Stored records -
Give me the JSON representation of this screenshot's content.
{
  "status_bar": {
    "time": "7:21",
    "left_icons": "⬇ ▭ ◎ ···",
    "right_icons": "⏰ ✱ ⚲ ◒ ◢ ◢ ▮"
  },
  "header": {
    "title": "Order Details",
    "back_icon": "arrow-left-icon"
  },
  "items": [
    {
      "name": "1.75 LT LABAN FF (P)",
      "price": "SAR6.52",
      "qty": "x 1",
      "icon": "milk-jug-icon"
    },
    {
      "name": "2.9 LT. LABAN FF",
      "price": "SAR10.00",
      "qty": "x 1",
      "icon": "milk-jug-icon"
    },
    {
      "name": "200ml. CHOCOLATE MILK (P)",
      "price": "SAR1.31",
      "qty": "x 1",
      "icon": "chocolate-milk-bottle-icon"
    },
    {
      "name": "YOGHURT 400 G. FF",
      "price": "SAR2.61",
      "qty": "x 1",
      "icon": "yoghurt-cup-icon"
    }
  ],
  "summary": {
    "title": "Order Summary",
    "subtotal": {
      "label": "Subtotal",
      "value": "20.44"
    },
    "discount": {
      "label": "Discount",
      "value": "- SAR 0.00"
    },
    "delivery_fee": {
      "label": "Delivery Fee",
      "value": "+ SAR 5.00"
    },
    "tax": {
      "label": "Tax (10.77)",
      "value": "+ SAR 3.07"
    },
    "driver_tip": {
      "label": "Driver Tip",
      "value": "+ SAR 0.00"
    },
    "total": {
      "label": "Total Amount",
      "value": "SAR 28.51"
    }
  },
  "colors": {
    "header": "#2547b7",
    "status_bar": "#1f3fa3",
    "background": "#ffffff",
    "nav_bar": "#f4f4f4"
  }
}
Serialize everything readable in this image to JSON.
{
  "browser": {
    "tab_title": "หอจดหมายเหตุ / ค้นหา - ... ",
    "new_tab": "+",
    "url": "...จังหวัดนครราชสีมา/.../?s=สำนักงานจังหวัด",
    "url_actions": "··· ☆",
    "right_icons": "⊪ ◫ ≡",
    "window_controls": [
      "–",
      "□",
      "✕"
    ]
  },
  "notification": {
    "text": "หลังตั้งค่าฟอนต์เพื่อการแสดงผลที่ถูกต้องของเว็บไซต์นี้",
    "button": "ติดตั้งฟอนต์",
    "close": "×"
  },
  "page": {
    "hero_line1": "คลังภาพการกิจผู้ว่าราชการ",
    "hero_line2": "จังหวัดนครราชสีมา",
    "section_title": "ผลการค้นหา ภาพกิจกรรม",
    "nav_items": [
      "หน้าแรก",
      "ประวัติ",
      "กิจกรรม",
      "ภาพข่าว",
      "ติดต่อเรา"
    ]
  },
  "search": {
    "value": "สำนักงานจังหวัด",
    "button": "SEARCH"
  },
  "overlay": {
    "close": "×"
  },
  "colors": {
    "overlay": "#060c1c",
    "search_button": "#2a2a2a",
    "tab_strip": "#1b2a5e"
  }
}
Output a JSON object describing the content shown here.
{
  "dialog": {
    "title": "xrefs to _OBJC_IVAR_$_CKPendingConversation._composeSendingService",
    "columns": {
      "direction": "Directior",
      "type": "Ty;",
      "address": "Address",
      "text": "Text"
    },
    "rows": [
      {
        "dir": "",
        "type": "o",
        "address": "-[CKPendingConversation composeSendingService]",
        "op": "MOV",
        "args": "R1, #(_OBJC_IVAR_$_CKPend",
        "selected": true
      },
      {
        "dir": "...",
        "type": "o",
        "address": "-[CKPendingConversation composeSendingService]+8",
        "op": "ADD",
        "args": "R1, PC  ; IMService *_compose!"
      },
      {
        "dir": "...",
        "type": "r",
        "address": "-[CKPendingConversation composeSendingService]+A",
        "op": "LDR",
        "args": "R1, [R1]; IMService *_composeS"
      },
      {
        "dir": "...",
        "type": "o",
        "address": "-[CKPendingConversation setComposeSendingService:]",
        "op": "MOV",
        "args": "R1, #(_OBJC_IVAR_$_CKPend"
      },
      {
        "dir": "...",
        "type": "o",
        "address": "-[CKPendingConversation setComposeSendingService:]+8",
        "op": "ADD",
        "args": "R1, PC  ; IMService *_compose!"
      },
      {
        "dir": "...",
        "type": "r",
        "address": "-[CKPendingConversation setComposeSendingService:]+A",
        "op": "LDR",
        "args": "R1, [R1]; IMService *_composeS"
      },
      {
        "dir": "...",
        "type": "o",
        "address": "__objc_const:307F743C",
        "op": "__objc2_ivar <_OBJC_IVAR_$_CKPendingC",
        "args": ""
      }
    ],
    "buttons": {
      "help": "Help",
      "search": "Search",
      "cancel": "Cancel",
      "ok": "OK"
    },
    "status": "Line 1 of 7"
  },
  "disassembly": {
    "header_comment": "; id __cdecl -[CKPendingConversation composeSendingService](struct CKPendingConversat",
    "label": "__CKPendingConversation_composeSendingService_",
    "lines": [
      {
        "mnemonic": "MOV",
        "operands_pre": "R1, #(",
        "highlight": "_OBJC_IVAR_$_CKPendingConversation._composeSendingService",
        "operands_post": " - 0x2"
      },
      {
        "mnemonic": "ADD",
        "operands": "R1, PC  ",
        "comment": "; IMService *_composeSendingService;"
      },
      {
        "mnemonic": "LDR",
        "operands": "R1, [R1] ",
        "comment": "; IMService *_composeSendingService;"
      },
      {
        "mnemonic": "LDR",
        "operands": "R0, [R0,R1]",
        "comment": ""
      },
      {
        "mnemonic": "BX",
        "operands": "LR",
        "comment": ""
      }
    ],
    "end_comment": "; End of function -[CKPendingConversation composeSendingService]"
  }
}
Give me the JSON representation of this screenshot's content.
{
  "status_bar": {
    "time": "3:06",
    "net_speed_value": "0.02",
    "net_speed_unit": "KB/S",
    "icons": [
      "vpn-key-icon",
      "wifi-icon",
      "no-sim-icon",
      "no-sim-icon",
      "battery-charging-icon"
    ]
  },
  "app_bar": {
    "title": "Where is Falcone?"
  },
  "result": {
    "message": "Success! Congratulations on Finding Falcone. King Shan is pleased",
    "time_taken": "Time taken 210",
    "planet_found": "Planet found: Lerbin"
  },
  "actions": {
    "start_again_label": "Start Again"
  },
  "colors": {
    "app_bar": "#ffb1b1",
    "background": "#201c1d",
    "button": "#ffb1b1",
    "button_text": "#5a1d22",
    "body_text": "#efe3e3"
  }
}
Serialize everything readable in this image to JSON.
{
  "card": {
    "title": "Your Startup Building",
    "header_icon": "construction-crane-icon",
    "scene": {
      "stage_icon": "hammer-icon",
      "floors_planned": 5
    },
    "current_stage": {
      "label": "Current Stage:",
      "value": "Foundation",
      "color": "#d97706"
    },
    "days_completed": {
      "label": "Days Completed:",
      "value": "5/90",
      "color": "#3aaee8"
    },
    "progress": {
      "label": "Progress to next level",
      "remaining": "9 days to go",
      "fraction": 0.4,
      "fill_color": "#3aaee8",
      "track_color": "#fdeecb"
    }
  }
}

Instruction - Reproduce every entry shown above, precisely as it stands.

Response to this exercise -
Give me the JSON representation of this screenshot's content.
{
  "status_bar": {
    "time": "7:21",
    "left_icons": "⬇ ▭ ◎ ···",
    "right_icons": "⏰ ✱ ⚲ ◒ ◢ ◢ ▮"
  },
  "header": {
    "title": "Order Details",
    "back_icon": "arrow-left-icon"
  },
  "items": [
    {
      "name": "1.75 LT LABAN FF (P)",
      "price": "SAR6.52",
      "qty": "x 1",
      "icon": "milk-jug-icon"
    },
    {
      "name": "2.9 LT. LABAN FF",
      "price": "SAR10.00",
      "qty": "x 1",
      "icon": "milk-jug-icon"
    },
    {
      "name": "200ml. CHOCOLATE MILK (P)",
      "price": "SAR1.31",
      "qty": "x 1",
      "icon": "chocolate-milk-bottle-icon"
    },
    {
      "name": "YOGHURT 400 G. FF",
      "price": "SAR2.61",
      "qty": "x 1",
      "icon": "yoghurt-cup-icon"
    }
  ],
  "summary": {
    "title": "Order Summary",
    "subtotal": {
      "label": "Subtotal",
      "value": "20.44"
    },
    "discount": {
      "label": "Discount",
      "value": "- SAR 0.00"
    },
    "delivery_fee": {
      "label": "Delivery Fee",
      "value": "+ SAR 5.00"
    },
    "tax": {
      "label": "Tax (10.77)",
      "value": "+ SAR 3.07"
    },
    "driver_tip": {
      "label": "Driver Tip",
      "value": "+ SAR 0.00"
    },
    "total": {
      "label": "Total Amount",
      "value": "SAR 28.51"
    }
  },
  "colors": {
    "header": "#2547b7",
    "status_bar": "#1f3fa3",
    "background": "#ffffff",
    "nav_bar": "#f4f4f4"
  }
}
Serialize everything readable in this image to JSON.
{
  "browser": {
    "tab_title": "หอจดหมายเหตุ / ค้นหา - ... ",
    "new_tab": "+",
    "url": "...จังหวัดนครราชสีมา/.../?s=สำนักงานจังหวัด",
    "url_actions": "··· ☆",
    "right_icons": "⊪ ◫ ≡",
    "window_controls": [
      "–",
      "□",
      "✕"
    ]
  },
  "notification": {
    "text": "หลังตั้งค่าฟอนต์เพื่อการแสดงผลที่ถูกต้องของเว็บไซต์นี้",
    "button": "ติดตั้งฟอนต์",
    "close": "×"
  },
  "page": {
    "hero_line1": "คลังภาพการกิจผู้ว่าราชการ",
    "hero_line2": "จังหวัดนครราชสีมา",
    "section_title": "ผลการค้นหา ภาพกิจกรรม",
    "nav_items": [
      "หน้าแรก",
      "ประวัติ",
      "กิจกรรม",
      "ภาพข่าว",
      "ติดต่อเรา"
    ]
  },
  "search": {
    "value": "สำนักงานจังหวัด",
    "button": "SEARCH"
  },
  "overlay": {
    "close": "×"
  },
  "colors": {
    "overlay": "#060c1c",
    "search_button": "#2a2a2a",
    "tab_strip": "#1b2a5e"
  }
}
Output a JSON object describing the content shown here.
{
  "dialog": {
    "title": "xrefs to _OBJC_IVAR_$_CKPendingConversation._composeSendingService",
    "columns": {
      "direction": "Directior",
      "type": "Ty;",
      "address": "Address",
      "text": "Text"
    },
    "rows": [
      {
        "dir": "",
        "type": "o",
        "address": "-[CKPendingConversation composeSendingService]",
        "op": "MOV",
        "args": "R1, #(_OBJC_IVAR_$_CKPend",
        "selected": true
      },
      {
        "dir": "...",
        "type": "o",
        "address": "-[CKPendingConversation composeSendingService]+8",
        "op": "ADD",
        "args": "R1, PC  ; IMService *_compose!"
      },
      {
        "dir": "...",
        "type": "r",
        "address": "-[CKPendingConversation composeSendingService]+A",
        "op": "LDR",
        "args": "R1, [R1]; IMService *_composeS"
      },
      {
        "dir": "...",
        "type": "o",
        "address": "-[CKPendingConversation setComposeSendingService:]",
        "op": "MOV",
        "args": "R1, #(_OBJC_IVAR_$_CKPend"
      },
      {
        "dir": "...",
        "type": "o",
        "address": "-[CKPendingConversation setComposeSendingService:]+8",
        "op": "ADD",
        "args": "R1, PC  ; IMService *_compose!"
      },
      {
        "dir": "...",
        "type": "r",
        "address": "-[CKPendingConversation setComposeSendingService:]+A",
        "op": "LDR",
        "args": "R1, [R1]; IMService *_composeS"
      },
      {
        "dir": "...",
        "type": "o",
        "address": "__objc_const:307F743C",
        "op": "__objc2_ivar <_OBJC_IVAR_$_CKPendingC",
        "args": ""
      }
    ],
    "buttons": {
      "help": "Help",
      "search": "Search",
      "cancel": "Cancel",
      "ok": "OK"
    },
    "status": "Line 1 of 7"
  },
  "disassembly": {
    "header_comment": "; id __cdecl -[CKPendingConversation composeSendingService](struct CKPendingConversat",
    "label": "__CKPendingConversation_composeSendingService_",
    "lines": [
      {
        "mnemonic": "MOV",
        "operands_pre": "R1, #(",
        "highlight": "_OBJC_IVAR_$_CKPendingConversation._composeSendingService",
        "operands_post": " - 0x2"
      },
      {
        "mnemonic": "ADD",
        "operands": "R1, PC  ",
        "comment": "; IMService *_composeSendingService;"
      },
      {
        "mnemonic": "LDR",
        "operands": "R1, [R1] ",
        "comment": "; IMService *_composeSendingService;"
      },
      {
        "mnemonic": "LDR",
        "operands": "R0, [R0,R1]",
        "comment": ""
      },
      {
        "mnemonic": "BX",
        "operands": "LR",
        "comment": ""
      }
    ],
    "end_comment": "; End of function -[CKPendingConversation composeSendingService]"
  }
}
Give me the JSON representation of this screenshot's content.
{
  "status_bar": {
    "time": "3:06",
    "net_speed_value": "0.02",
    "net_speed_unit": "KB/S",
    "icons": [
      "vpn-key-icon",
      "wifi-icon",
      "no-sim-icon",
      "no-sim-icon",
      "battery-charging-icon"
    ]
  },
  "app_bar": {
    "title": "Where is Falcone?"
  },
  "result": {
    "message": "Success! Congratulations on Finding Falcone. King Shan is pleased",
    "time_taken": "Time taken 210",
    "planet_found": "Planet found: Lerbin"
  },
  "actions": {
    "start_again_label": "Start Again"
  },
  "colors": {
    "app_bar": "#ffb1b1",
    "background": "#201c1d",
    "button": "#ffb1b1",
    "button_text": "#5a1d22",
    "body_text": "#efe3e3"
  }
}
Serialize everything readable in this image to JSON.
{
  "card": {
    "title": "Your Startup Building",
    "header_icon": "construction-crane-icon",
    "scene": {
      "stage_icon": "hammer-icon",
      "floors_planned": 5
    },
    "current_stage": {
      "label": "Current Stage:",
      "value": "Foundation",
      "color": "#d97706"
    },
    "days_completed": {
      "label": "Days Completed:",
      "value": "5/90",
      "color": "#3aaee8"
    },
    "progress": {
      "label": "Progress to next level",
      "remaining": "9 days to go",
      "fraction": 0.4,
      "fill_color": "#3aaee8",
      "track_color": "#fdeecb"
    }
  }
}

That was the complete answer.